The exercise: Reproduce each line from the records that holds "this".

[Start Material to process]

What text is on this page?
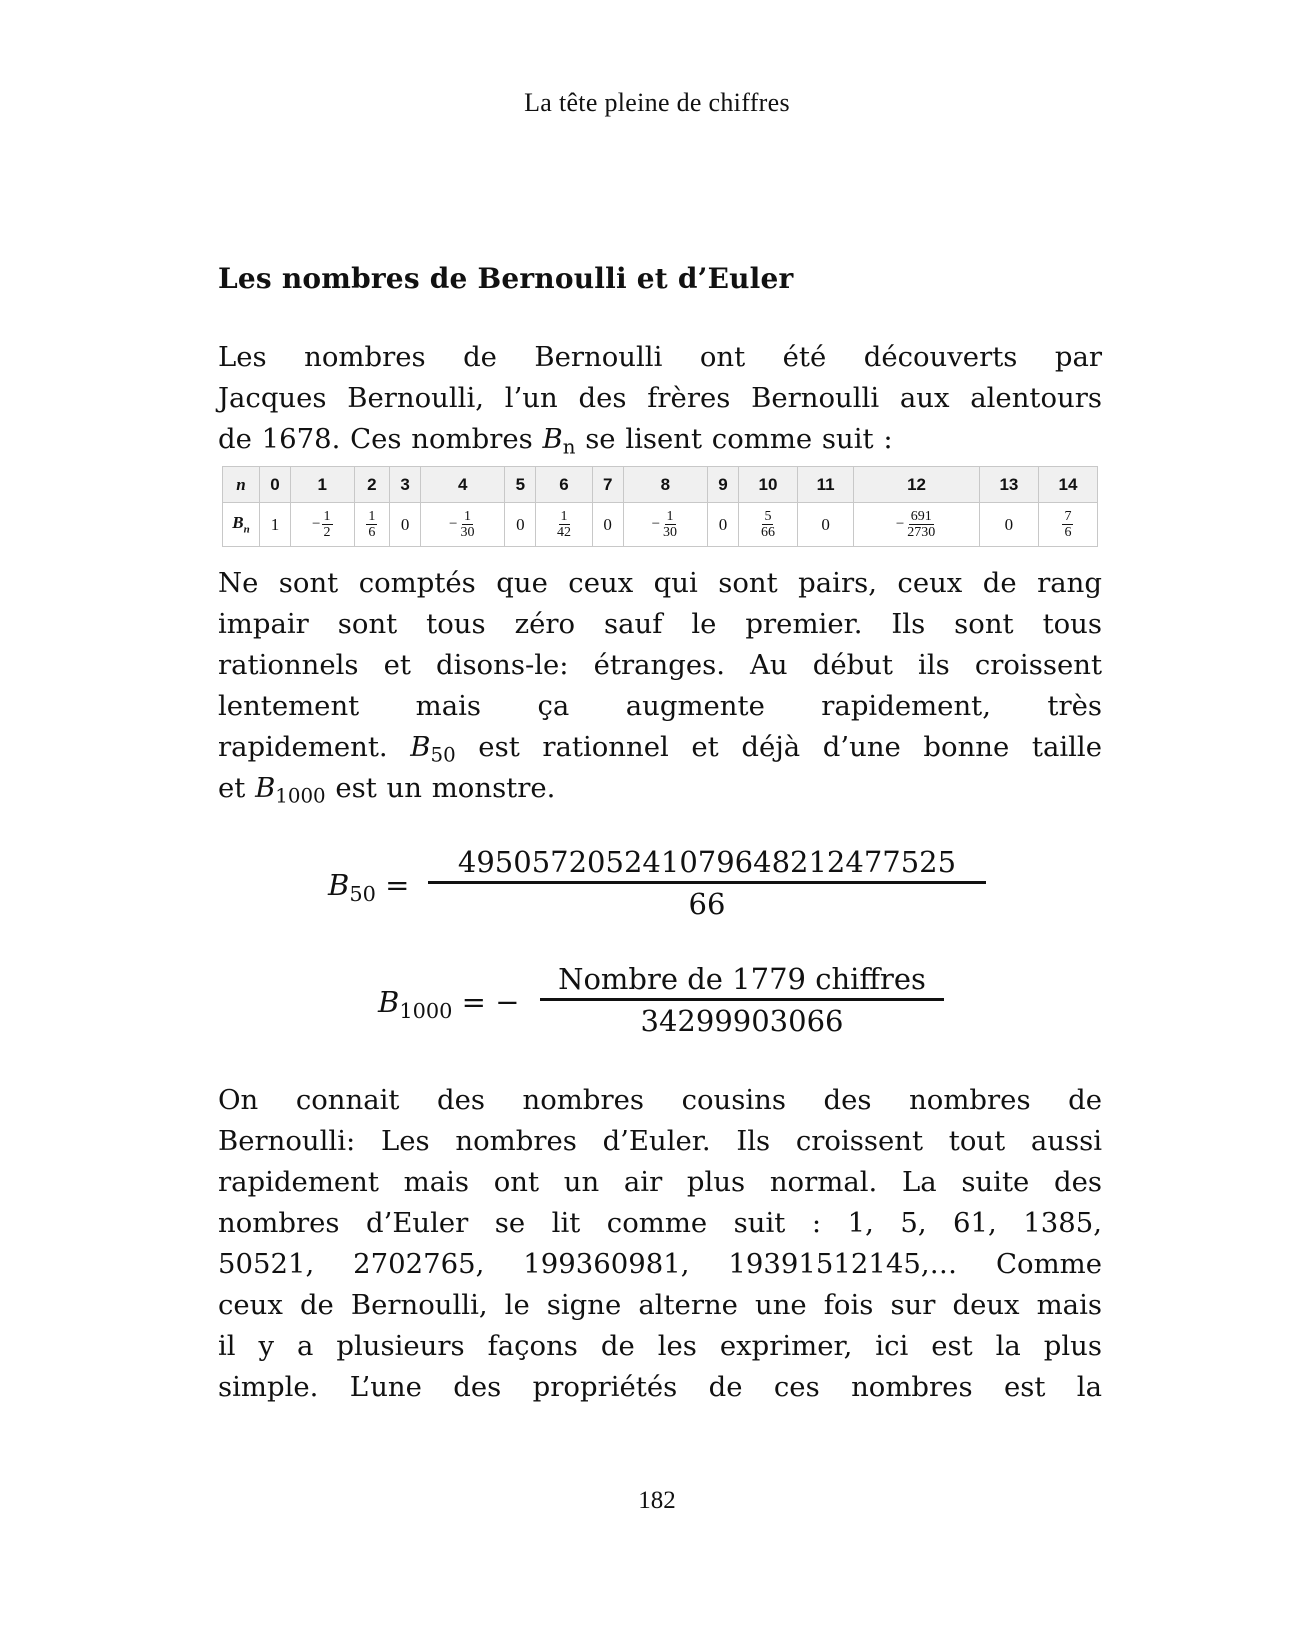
La tête pleine de chiffres
Les nombres de Bernoulli et d’Euler
Les nombres de Bernoulli ont été découverts par
Jacques Bernoulli, l’un des frères Bernoulli aux alentours
de 1678. Ces nombres $B_n$ se lisent comme suit :
n	0	1	2	3	4	5	6	7	8	9	10	11	12	13	14
$B_n$	1	− $\frac{1}{2}$	$\frac{1}{6}$	0	− $\frac{1}{30}$	0	$\frac{1}{42}$	0	− $\frac{1}{30}$	0	$\frac{5}{66}$	0	− $\frac{691}{2730}$	0	$\frac{7}{6}$
Ne sont comptés que ceux qui sont pairs, ceux de rang
impair sont tous zéro sauf le premier. Ils sont tous
rationnels et disons-le: étranges. Au début ils croissent
lentement mais ça augmente rapidement, très
rapidement. $B_{50}$ est rationnel et déjà d’une bonne taille
et $B_{1000}$ est un monstre.
$B_{50}$ =
495057205241079648212477525
66
$B_{1000}$ = −
Nombre de 1779 chiffres
34299903066
On connait des nombres cousins des nombres de
Bernoulli: Les nombres d’Euler. Ils croissent tout aussi
rapidement mais ont un air plus normal. La suite des
nombres d’Euler se lit comme suit : 1, 5, 61, 1385,
50521, 2702765, 199360981, 19391512145,… Comme
ceux de Bernoulli, le signe alterne une fois sur deux mais
il y a plusieurs façons de les exprimer, ici est la plus
simple. L’une des propriétés de ces nombres est la
182
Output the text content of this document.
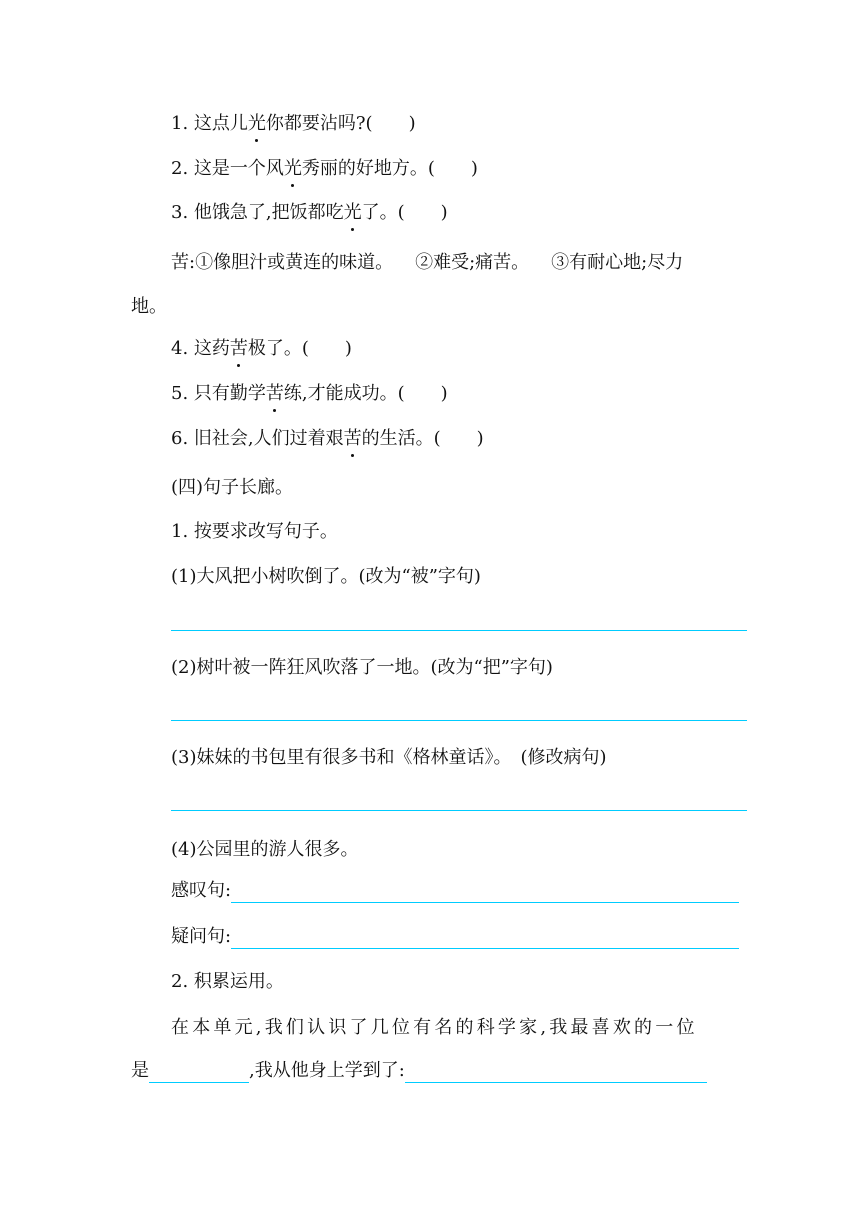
1. 这点儿光你都要沾吗?(　　)
2. 这是一个风光秀丽的好地方。(　　)
3. 他饿急了,把饭都吃光了。(　　)
苦:①像胆汁或黄连的味道。 ②难受;痛苦。 ③有耐心地;尽力
地。
4. 这药苦极了。(　　)
5. 只有勤学苦练,才能成功。(　　)
6. 旧社会,人们过着艰苦的生活。(　　)
(四)句子长廊。
1. 按要求改写句子。
(1)大风把小树吹倒了。(改为“被”字句)
(2)树叶被一阵狂风吹落了一地。(改为“把”字句)
(3)妹妹的书包里有很多书和《格林童话》。　(修改病句)
(4)公园里的游人很多。
感叹句:
疑问句:
2. 积累运用。
在本单元,我们认识了几位有名的科学家,我最喜欢的一位
是	,我从他身上学到了:
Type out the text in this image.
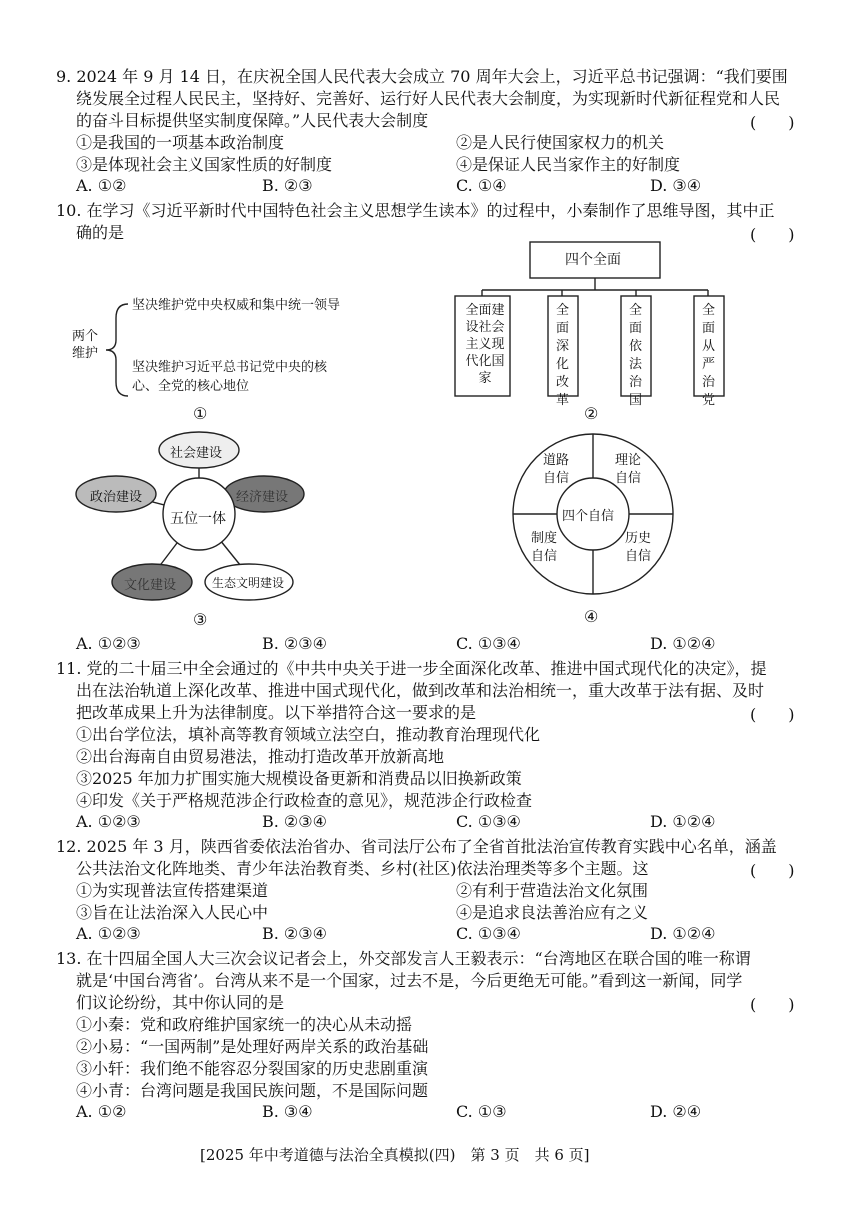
9. 2024 年 9 月 14 日，在庆祝全国人民代表大会成立 70 周年大会上，习近平总书记强调：“我们要围
绕发展全过程人民民主，坚持好、完善好、运行好人民代表大会制度，为实现新时代新征程党和人民
的奋斗目标提供坚实制度保障。”人民代表大会制度	(　　)
①是我国的一项基本政治制度	②是人民行使国家权力的机关
③是体现社会主义国家性质的好制度	④是保证人民当家作主的好制度
A. ①②	B. ②③	C. ①④	D. ③④
10. 在学习《习近平新时代中国特色社会主义思想学生读本》的过程中，小秦制作了思维导图，其中正
确的是	(　　)
两个维护
坚决维护党中央权威和集中统一领导
坚决维护习近平总书记党中央的核心、全党的核心地位
①
四个全面
全面建设社会主义现代化国家
全面深化改革
全面依法治国
全面从严治党
②
社会建设
经济建设
生态文明建设
文化建设
政治建设
五位一体
③
道路自信
理论自信
历史自信
制度自信
四个自信
④
A. ①②③	B. ②③④	C. ①③④	D. ①②④
11. 党的二十届三中全会通过的《中共中央关于进一步全面深化改革、推进中国式现代化的决定》，提
出在法治轨道上深化改革、推进中国式现代化，做到改革和法治相统一，重大改革于法有据、及时
把改革成果上升为法律制度。以下举措符合这一要求的是	(　　)
①出台学位法，填补高等教育领域立法空白，推动教育治理现代化
②出台海南自由贸易港法，推动打造改革开放新高地
③2025 年加力扩围实施大规模设备更新和消费品以旧换新政策
④印发《关于严格规范涉企行政检查的意见》，规范涉企行政检查
A. ①②③	B. ②③④	C. ①③④	D. ①②④
12. 2025 年 3 月，陕西省委依法治省办、省司法厅公布了全省首批法治宣传教育实践中心名单，涵盖
公共法治文化阵地类、青少年法治教育类、乡村(社区)依法治理类等多个主题。这	(　　)
①为实现普法宣传搭建渠道	②有利于营造法治文化氛围
③旨在让法治深入人民心中	④是追求良法善治应有之义
A. ①②③	B. ②③④	C. ①③④	D. ①②④
13. 在十四届全国人大三次会议记者会上，外交部发言人王毅表示：“台湾地区在联合国的唯一称谓
就是‘中国台湾省’。台湾从来不是一个国家，过去不是，今后更绝无可能。”看到这一新闻，同学
们议论纷纷，其中你认同的是	(　　)
①小秦：党和政府维护国家统一的决心从未动摇
②小易：“一国两制”是处理好两岸关系的政治基础
③小轩：我们绝不能容忍分裂国家的历史悲剧重演
④小青：台湾问题是我国民族问题，不是国际问题
A. ①②	B. ③④	C. ①③	D. ②④
[2025 年中考道德与法治全真模拟(四)　第 3 页　共 6 页]
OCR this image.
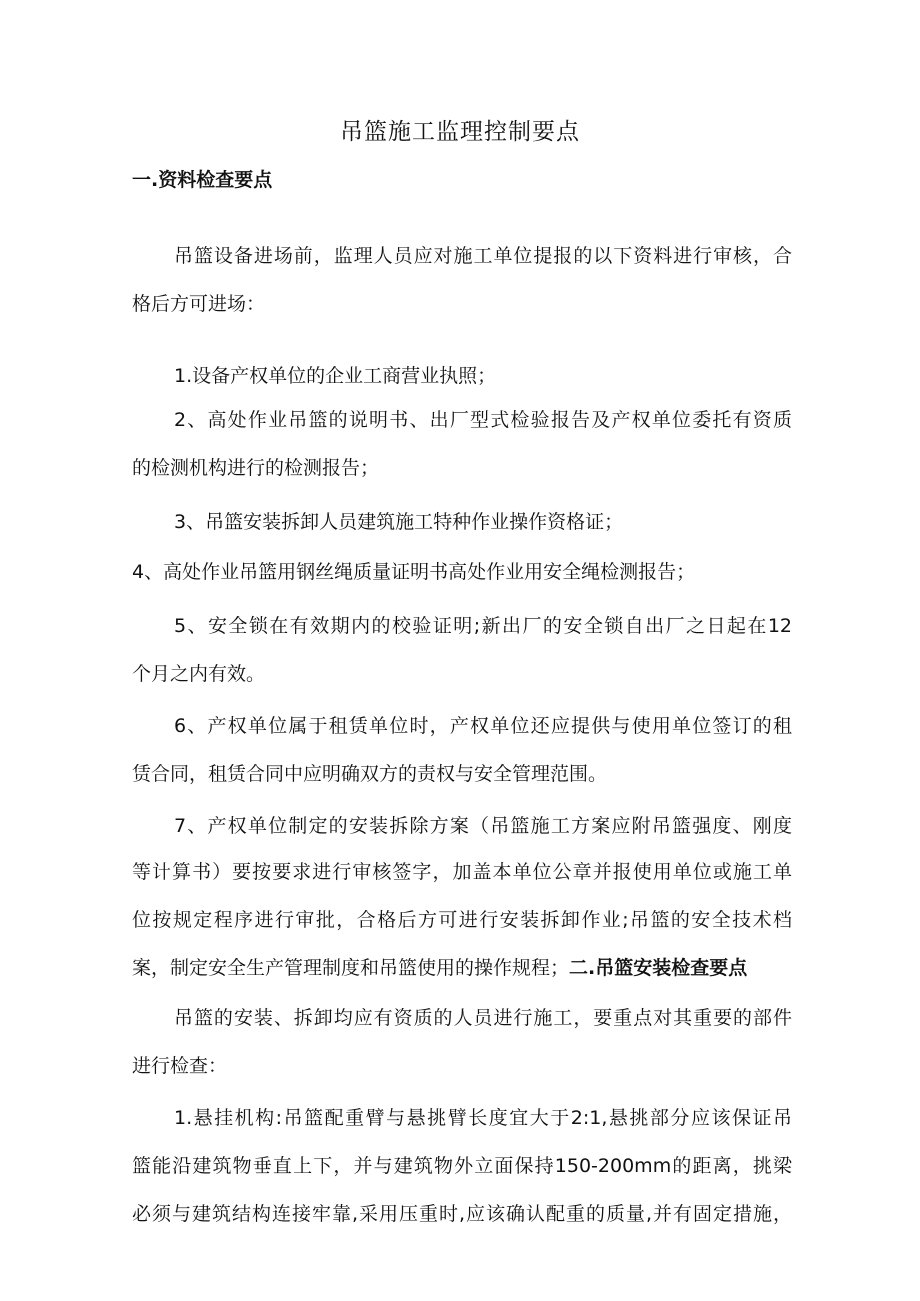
吊篮施工监理控制要点

一.资料检查要点

吊篮设备进场前，监理人员应对施工单位提报的以下资料进行审核，合

格后方可进场：

1.设备产权单位的企业工商营业执照；

2、高处作业吊篮的说明书、出厂型式检验报告及产权单位委托有资质

的检测机构进行的检测报告；

3、吊篮安装拆卸人员建筑施工特种作业操作资格证；

4、高处作业吊篮用钢丝绳质量证明书高处作业用安全绳检测报告；

5、安全锁在有效期内的校验证明;新出厂的安全锁自出厂之日起在12

个月之内有效。

6、产权单位属于租赁单位时，产权单位还应提供与使用单位签订的租

赁合同，租赁合同中应明确双方的责权与安全管理范围。

7、产权单位制定的安装拆除方案（吊篮施工方案应附吊篮强度、刚度

等计算书）要按要求进行审核签字，加盖本单位公章并报使用单位或施工单

位按规定程序进行审批，合格后方可进行安装拆卸作业;吊篮的安全技术档

案，制定安全生产管理制度和吊篮使用的操作规程；二.吊篮安装检查要点

吊篮的安装、拆卸均应有资质的人员进行施工，要重点对其重要的部件

进行检查：

1.悬挂机构:吊篮配重臂与悬挑臂长度宜大于2:1,悬挑部分应该保证吊

篮能沿建筑物垂直上下，并与建筑物外立面保持150-200mm的距离，挑梁

必须与建筑结构连接牢靠,采用压重时,应该确认配重的质量,并有固定措施，
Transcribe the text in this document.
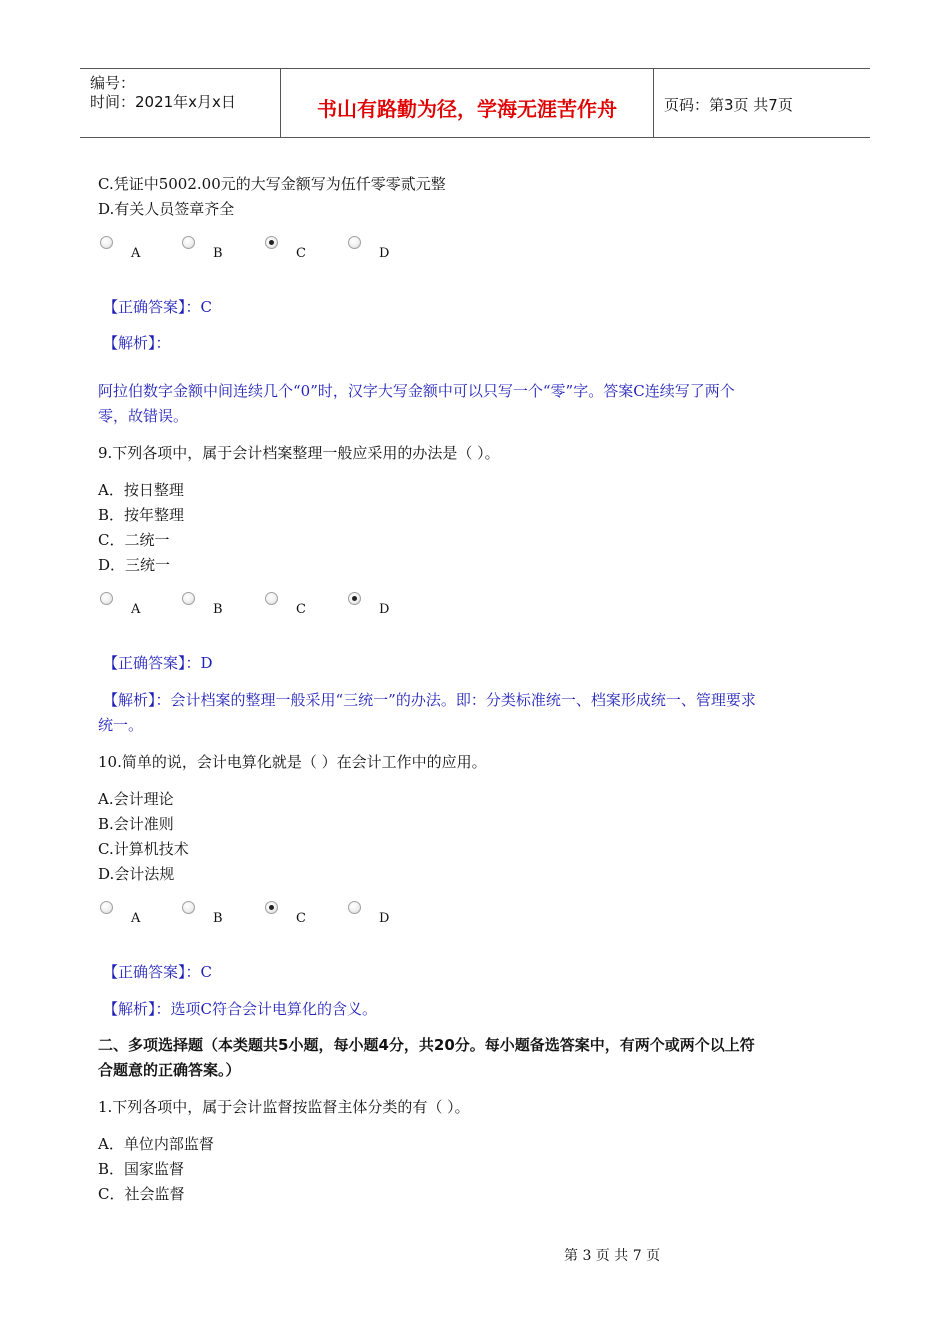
编号：
时间：2021年x月x日	书山有路勤为径，学海无涯苦作舟	页码：第3页 共7页
C.凭证中5002.00元的大写金额写为伍仟零零贰元整
D.有关人员签章齐全
A	B	C	D
【正确答案】：C
【解析】：
阿拉伯数字金额中间连续几个“0”时，汉字大写金额中可以只写一个“零”字。答案C连续写了两个
零，故错误。
9.下列各项中，属于会计档案整理一般应采用的办法是（ ）。
A．按日整理
B．按年整理
C．二统一
D．三统一
A	B	C	D
【正确答案】：D
【解析】：会计档案的整理一般采用“三统一”的办法。即：分类标准统一、档案形成统一、管理要求
统一。
10.简单的说，会计电算化就是（ ）在会计工作中的应用。
A.会计理论
B.会计准则
C.计算机技术
D.会计法规
A	B	C	D
【正确答案】：C
【解析】：选项C符合会计电算化的含义。
二、多项选择题（本类题共5小题，每小题4分，共20分。每小题备选答案中，有两个或两个以上符
合题意的正确答案。）
1.下列各项中，属于会计监督按监督主体分类的有（ ）。
A．单位内部监督
B．国家监督
C．社会监督
第 3 页 共 7 页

[End Material to process]

Exercise output:
What text is on this page?
Output the text content of this document.
Type out the text in this image.
OCR this image.
Transcribe the text in this document.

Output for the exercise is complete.